== Supplied material ==

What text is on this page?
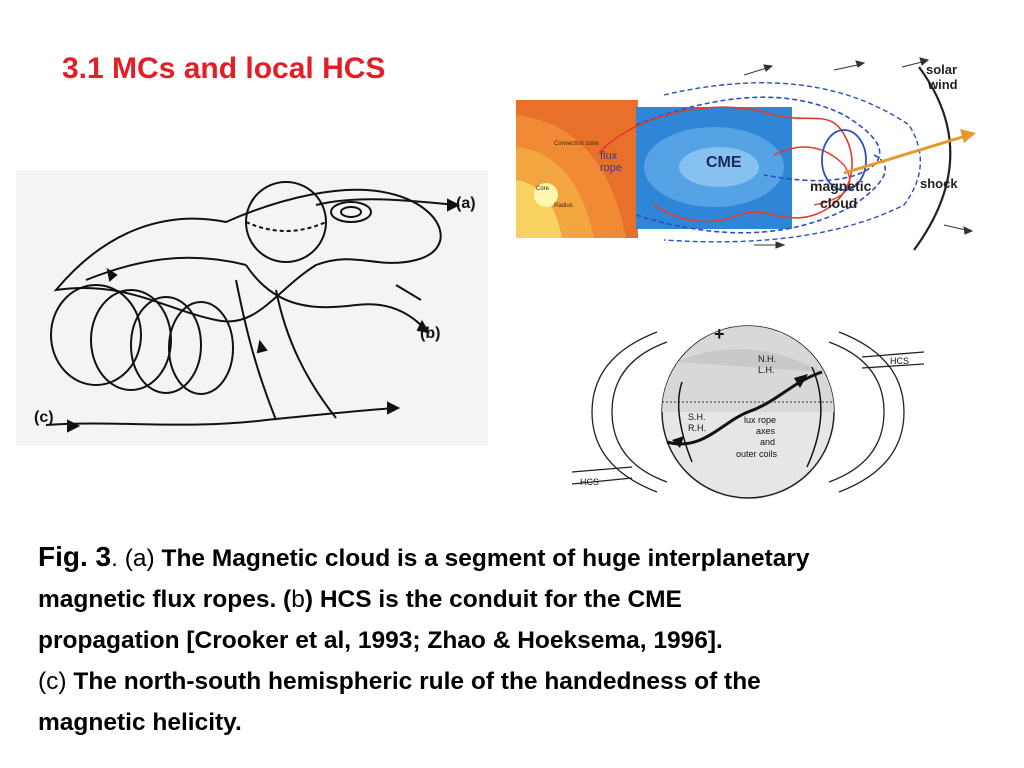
3.1 MCs and local HCS
Convection zone
Core
Radius
flux
rope	CME
solar
wind
shock
magnetic
cloud
(a)
(b)
(c)
+
HCS
HCS
N.H.
L.H.
S.H.
R.H.
lux rope
axes
and
outer coils
Fig. 3. (a) The Magnetic cloud is a segment of huge interplanetary
magnetic flux ropes. (b) HCS is the conduit for the CME
propagation [Crooker et al, 1993; Zhao & Hoeksema, 1996].
(c) The north-south hemispheric rule of the handedness of the
magnetic helicity.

===

What you need to do. Find all lines with "cloud" in them and copy each one.

Solution below.
cloud
Fig. 3. (a) The Magnetic cloud is a segment of huge interplanetary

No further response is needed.